# [DIRECTIVE]
Out of the lines below, please list those that hold the string "Kashimura".
--- start of RECORDS FOR THE TASK ---
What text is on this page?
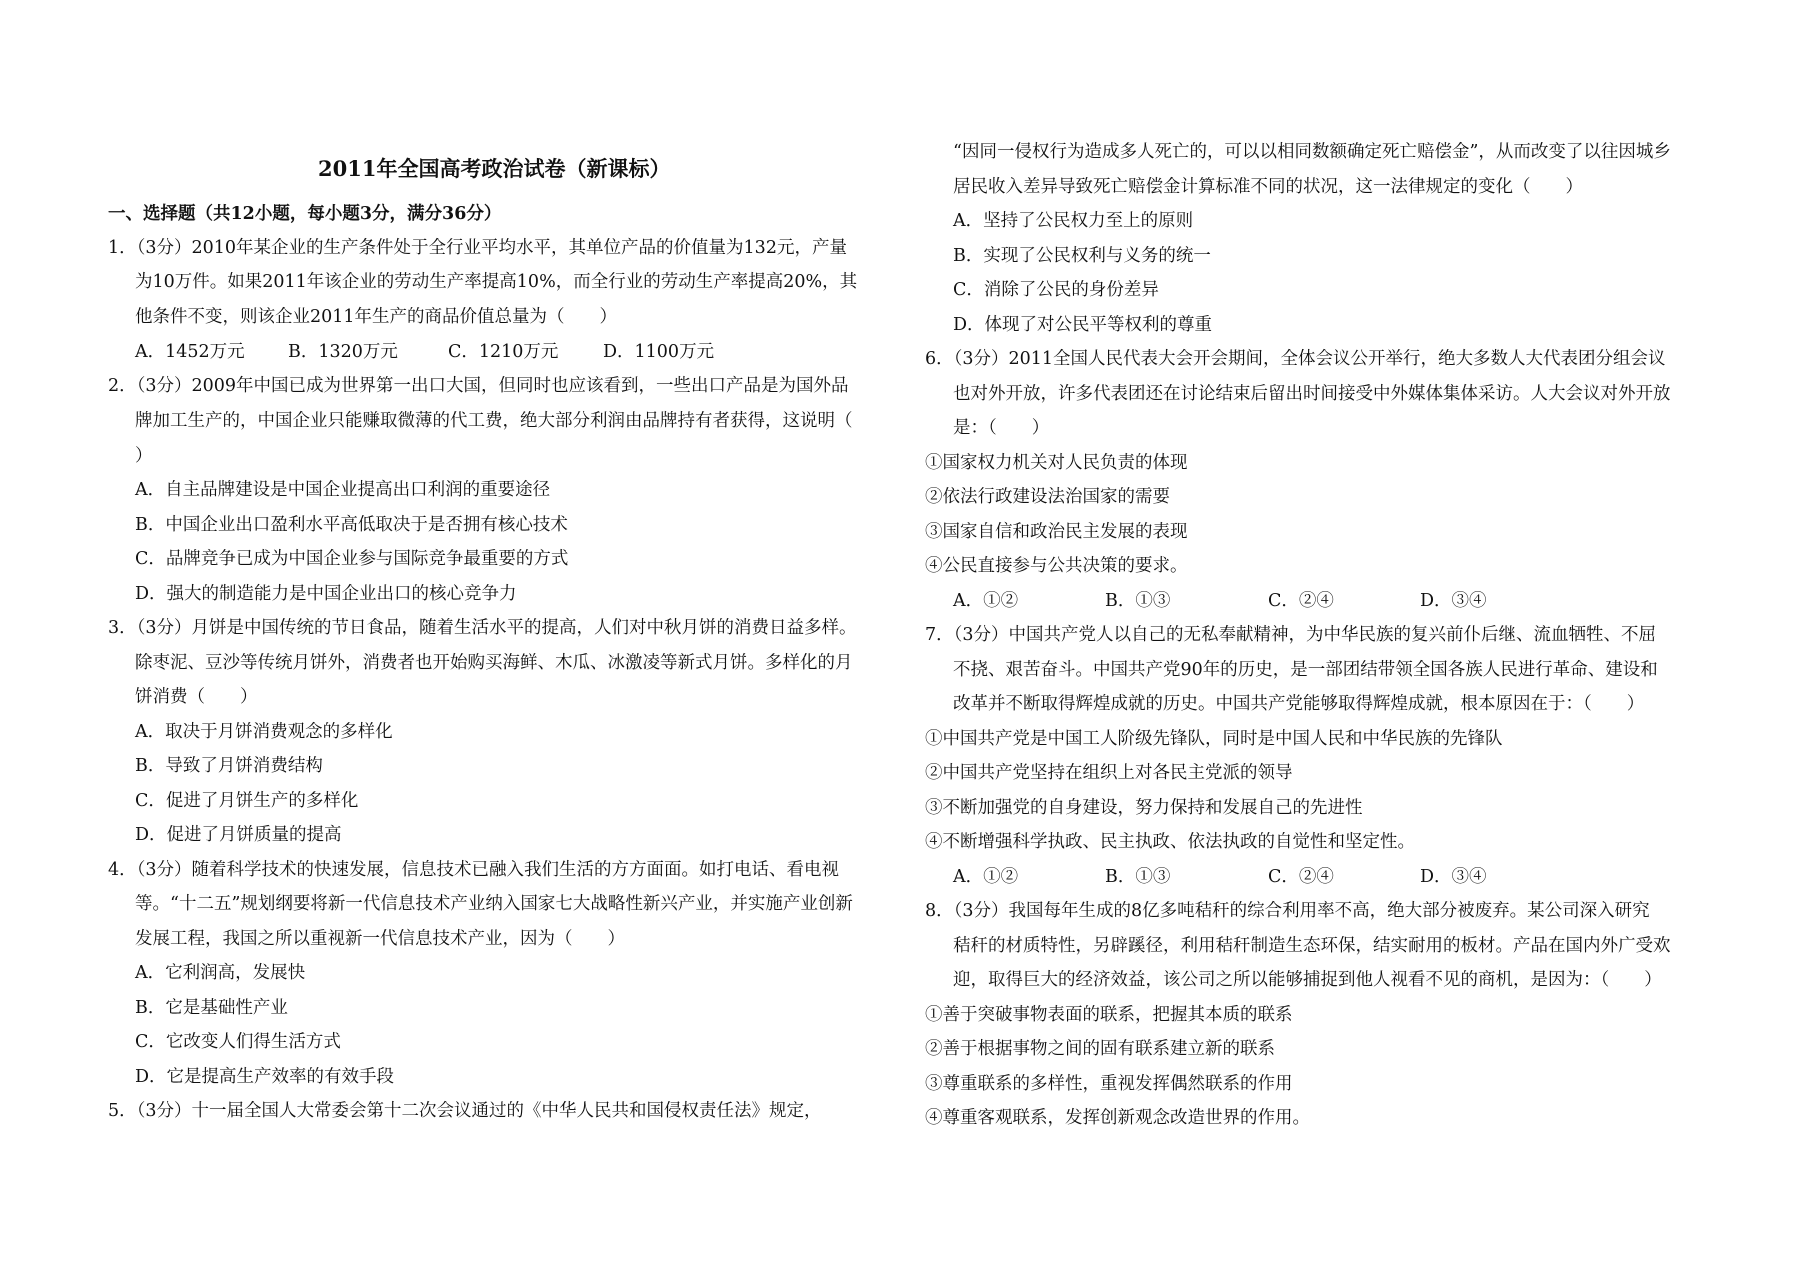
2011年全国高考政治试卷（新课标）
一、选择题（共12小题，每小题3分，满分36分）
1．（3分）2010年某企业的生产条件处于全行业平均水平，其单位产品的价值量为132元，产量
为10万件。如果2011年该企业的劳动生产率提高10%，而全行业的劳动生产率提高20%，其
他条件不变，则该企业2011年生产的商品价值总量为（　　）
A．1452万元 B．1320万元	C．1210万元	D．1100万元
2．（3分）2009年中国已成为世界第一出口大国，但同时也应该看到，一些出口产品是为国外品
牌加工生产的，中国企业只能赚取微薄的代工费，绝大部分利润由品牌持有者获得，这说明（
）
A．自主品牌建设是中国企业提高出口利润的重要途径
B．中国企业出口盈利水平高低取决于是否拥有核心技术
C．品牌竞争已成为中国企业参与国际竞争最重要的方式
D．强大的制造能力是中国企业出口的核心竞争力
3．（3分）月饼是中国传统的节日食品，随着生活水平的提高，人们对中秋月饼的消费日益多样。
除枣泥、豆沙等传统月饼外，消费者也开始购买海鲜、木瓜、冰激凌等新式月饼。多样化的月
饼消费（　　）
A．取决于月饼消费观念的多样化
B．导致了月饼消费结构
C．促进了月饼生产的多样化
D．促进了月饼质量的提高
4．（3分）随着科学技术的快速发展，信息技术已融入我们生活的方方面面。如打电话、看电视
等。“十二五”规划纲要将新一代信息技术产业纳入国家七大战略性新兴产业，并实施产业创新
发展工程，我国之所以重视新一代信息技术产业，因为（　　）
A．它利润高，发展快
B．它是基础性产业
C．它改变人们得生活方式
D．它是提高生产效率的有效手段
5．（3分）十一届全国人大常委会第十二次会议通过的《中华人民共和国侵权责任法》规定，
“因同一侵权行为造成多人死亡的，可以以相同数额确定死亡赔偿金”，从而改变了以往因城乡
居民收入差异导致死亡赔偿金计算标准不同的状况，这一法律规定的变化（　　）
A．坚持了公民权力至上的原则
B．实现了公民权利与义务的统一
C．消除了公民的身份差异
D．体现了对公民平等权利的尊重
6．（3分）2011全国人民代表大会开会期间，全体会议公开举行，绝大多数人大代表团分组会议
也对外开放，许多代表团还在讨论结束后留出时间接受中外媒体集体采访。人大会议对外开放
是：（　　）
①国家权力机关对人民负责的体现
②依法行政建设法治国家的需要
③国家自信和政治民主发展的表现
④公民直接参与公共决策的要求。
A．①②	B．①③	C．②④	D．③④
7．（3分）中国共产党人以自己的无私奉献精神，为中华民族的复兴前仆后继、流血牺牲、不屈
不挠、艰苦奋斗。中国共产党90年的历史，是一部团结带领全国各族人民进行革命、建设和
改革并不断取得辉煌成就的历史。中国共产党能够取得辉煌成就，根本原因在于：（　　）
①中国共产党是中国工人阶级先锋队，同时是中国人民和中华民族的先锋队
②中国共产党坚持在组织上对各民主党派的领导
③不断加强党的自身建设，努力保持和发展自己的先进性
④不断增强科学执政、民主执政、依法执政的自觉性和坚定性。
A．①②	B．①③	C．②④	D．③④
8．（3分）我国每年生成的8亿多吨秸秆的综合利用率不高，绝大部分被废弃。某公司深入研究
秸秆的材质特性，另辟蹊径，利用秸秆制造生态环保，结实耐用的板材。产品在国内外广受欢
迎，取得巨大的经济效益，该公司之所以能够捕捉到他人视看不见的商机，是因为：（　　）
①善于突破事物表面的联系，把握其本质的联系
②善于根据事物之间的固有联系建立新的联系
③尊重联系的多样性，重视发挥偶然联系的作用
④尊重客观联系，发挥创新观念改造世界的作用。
--- end of RECORDS FOR THE TASK ---
--- start of RECORDS FOR THE TASK ---
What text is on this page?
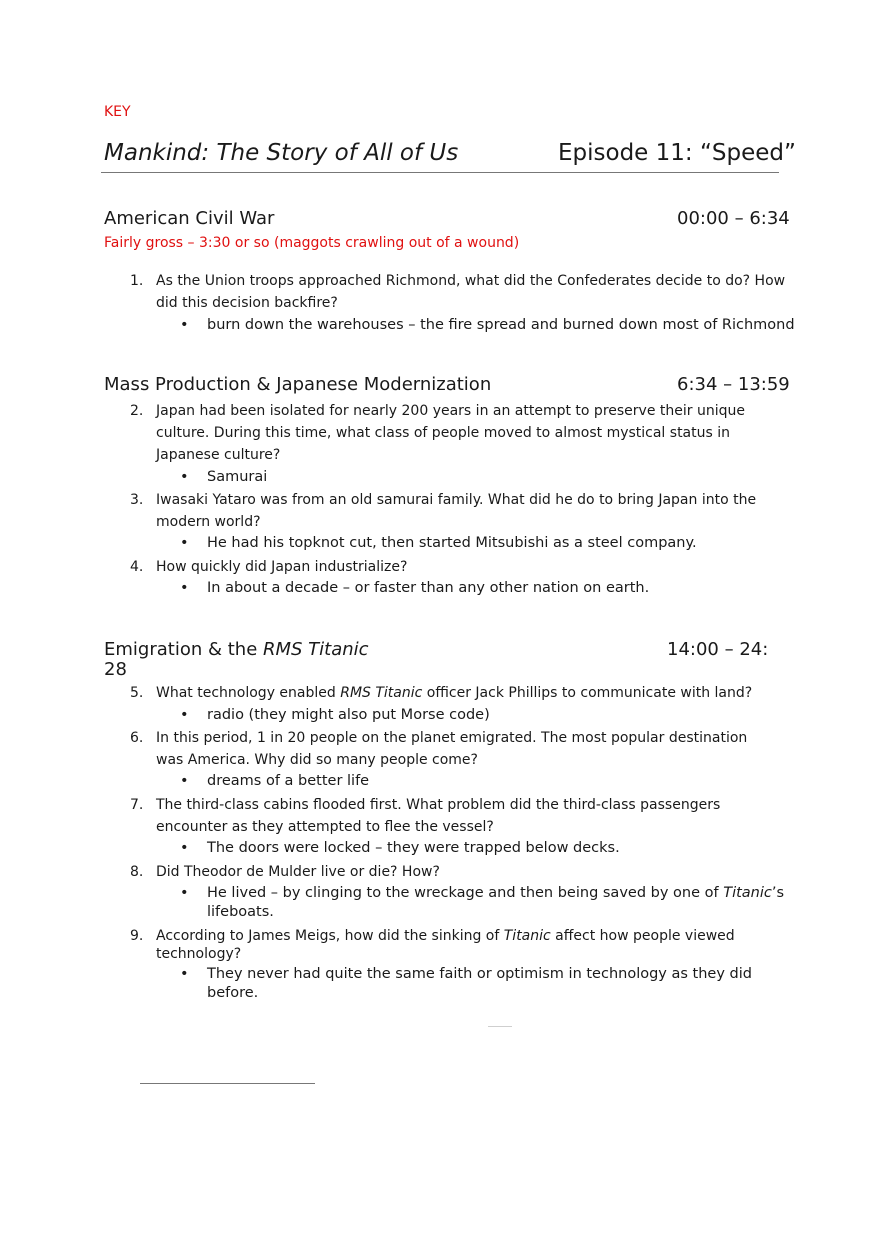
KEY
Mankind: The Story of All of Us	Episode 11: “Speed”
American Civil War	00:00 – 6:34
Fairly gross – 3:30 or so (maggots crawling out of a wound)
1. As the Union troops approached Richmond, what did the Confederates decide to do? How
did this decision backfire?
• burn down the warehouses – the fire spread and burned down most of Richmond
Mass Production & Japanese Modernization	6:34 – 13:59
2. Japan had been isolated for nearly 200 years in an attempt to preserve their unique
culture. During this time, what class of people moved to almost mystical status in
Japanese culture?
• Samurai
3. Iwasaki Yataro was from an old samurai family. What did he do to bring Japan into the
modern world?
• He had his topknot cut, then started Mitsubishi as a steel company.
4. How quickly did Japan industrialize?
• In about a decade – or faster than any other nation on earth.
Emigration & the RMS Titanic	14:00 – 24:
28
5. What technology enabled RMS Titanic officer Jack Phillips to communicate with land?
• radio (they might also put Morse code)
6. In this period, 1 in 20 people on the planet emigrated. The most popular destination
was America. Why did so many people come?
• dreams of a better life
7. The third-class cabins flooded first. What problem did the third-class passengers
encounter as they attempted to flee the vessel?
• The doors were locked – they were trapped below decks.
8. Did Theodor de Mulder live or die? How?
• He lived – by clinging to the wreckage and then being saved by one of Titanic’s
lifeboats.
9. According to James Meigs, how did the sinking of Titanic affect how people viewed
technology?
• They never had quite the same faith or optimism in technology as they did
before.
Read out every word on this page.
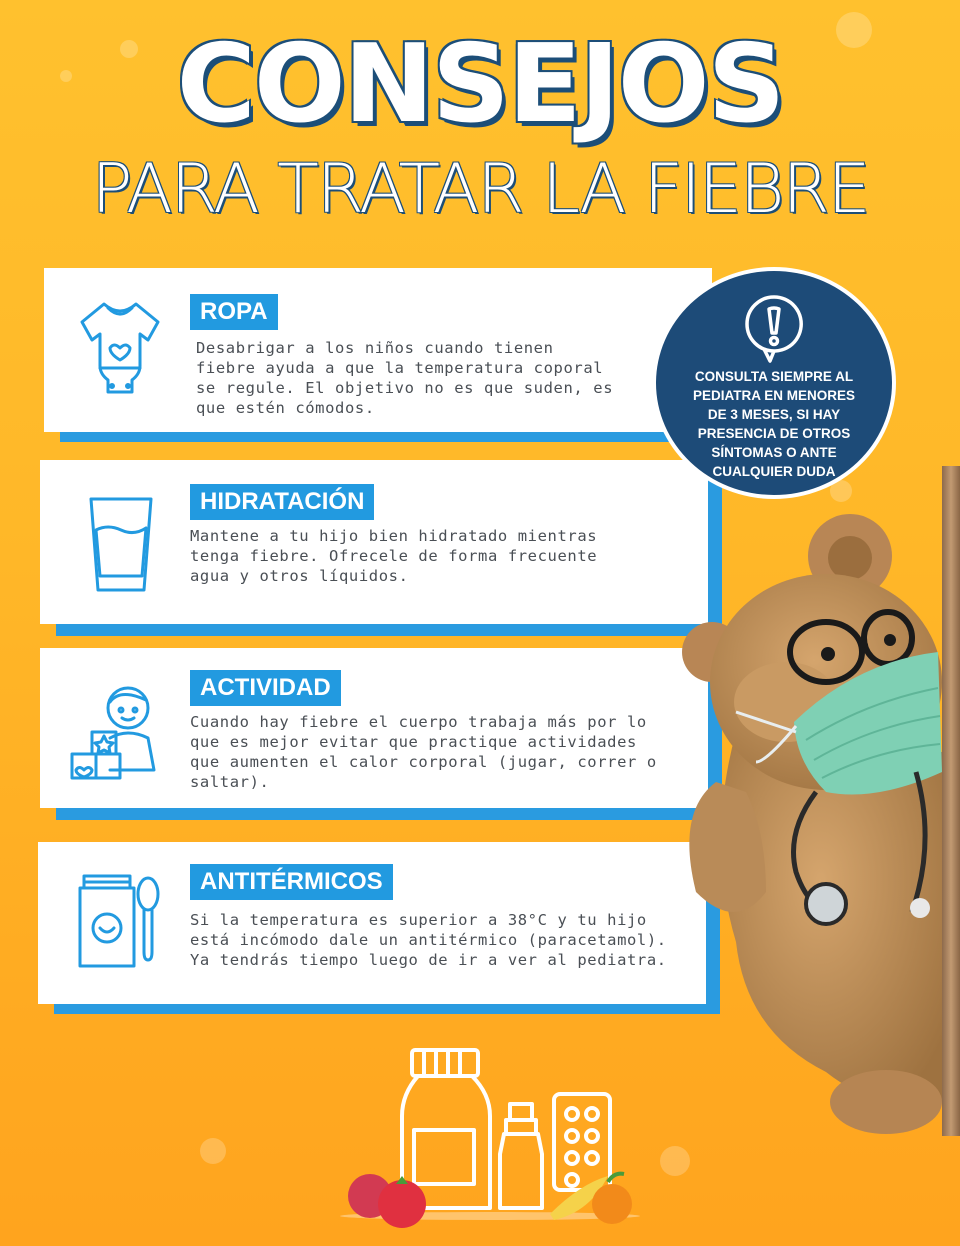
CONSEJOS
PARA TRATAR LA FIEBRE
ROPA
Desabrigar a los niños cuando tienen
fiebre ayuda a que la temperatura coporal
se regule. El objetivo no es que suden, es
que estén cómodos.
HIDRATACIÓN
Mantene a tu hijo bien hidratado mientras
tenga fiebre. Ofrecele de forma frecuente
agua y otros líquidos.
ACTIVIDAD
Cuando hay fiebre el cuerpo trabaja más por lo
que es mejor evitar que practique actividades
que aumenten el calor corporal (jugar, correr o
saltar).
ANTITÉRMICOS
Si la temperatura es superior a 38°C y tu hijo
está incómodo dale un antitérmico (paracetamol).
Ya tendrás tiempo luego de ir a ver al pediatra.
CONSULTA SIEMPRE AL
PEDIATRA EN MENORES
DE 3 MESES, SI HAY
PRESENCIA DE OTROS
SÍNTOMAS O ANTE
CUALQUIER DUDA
--- end of RECORDS FOR THE TASK ---
--- start of RECORDS FOR THE TASK ---
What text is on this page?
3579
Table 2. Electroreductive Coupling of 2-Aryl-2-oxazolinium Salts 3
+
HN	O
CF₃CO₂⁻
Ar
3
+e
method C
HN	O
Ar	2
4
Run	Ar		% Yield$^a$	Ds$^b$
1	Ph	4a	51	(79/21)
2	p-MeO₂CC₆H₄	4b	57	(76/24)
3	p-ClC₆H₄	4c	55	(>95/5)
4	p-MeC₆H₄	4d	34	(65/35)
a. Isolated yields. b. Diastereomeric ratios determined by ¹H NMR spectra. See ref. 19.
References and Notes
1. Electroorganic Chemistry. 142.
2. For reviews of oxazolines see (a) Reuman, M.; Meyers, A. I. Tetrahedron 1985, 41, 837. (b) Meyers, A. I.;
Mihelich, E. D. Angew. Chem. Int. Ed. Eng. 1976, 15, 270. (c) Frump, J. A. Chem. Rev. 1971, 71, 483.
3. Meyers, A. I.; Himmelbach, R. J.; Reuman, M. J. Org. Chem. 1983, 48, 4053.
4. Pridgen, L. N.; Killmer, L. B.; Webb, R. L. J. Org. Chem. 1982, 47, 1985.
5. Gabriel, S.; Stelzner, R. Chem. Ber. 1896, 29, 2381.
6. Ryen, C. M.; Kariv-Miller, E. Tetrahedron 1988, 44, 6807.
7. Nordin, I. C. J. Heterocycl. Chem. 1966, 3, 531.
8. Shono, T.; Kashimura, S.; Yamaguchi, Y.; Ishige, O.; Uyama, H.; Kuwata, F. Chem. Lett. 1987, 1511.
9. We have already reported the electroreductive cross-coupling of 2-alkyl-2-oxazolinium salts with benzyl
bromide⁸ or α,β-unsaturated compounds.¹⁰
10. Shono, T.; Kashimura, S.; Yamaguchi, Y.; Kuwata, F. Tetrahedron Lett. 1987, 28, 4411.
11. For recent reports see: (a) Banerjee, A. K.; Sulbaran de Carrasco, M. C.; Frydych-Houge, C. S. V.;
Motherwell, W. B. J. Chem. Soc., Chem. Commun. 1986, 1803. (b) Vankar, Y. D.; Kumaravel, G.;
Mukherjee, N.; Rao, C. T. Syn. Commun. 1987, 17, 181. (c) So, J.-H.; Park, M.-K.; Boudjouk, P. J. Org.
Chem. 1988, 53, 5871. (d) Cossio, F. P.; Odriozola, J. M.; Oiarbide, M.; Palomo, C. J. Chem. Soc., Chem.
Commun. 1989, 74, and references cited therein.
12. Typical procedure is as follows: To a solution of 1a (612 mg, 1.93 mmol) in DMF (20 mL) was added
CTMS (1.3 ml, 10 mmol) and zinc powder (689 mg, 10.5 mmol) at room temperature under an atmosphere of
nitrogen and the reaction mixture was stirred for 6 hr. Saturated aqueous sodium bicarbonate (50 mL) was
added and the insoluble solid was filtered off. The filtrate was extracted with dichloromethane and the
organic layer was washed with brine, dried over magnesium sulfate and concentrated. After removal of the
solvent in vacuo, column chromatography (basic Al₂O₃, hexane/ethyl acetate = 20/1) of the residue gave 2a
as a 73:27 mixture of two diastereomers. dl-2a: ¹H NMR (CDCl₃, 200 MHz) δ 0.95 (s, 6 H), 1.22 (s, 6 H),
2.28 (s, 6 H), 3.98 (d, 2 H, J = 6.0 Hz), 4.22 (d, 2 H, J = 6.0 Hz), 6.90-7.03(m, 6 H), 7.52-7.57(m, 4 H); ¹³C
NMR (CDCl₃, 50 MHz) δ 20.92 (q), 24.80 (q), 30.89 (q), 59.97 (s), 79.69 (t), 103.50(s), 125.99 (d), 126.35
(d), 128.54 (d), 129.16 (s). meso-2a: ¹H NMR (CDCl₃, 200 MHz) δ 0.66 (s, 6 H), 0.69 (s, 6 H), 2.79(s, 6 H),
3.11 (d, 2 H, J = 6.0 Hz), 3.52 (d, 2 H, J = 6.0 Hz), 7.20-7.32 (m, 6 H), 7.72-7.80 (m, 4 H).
--- end of RECORDS FOR THE TASK ---
# [THE COMPLETED TASK]
8. Shono, T.; Kashimura, S.; Yamaguchi, Y.; Ishige, O.; Uyama, H.; Kuwata, F. Chem. Lett. 1987, 1511.
10. Shono, T.; Kashimura, S.; Yamaguchi, Y.; Kuwata, F. Tetrahedron Lett. 1987, 28, 4411.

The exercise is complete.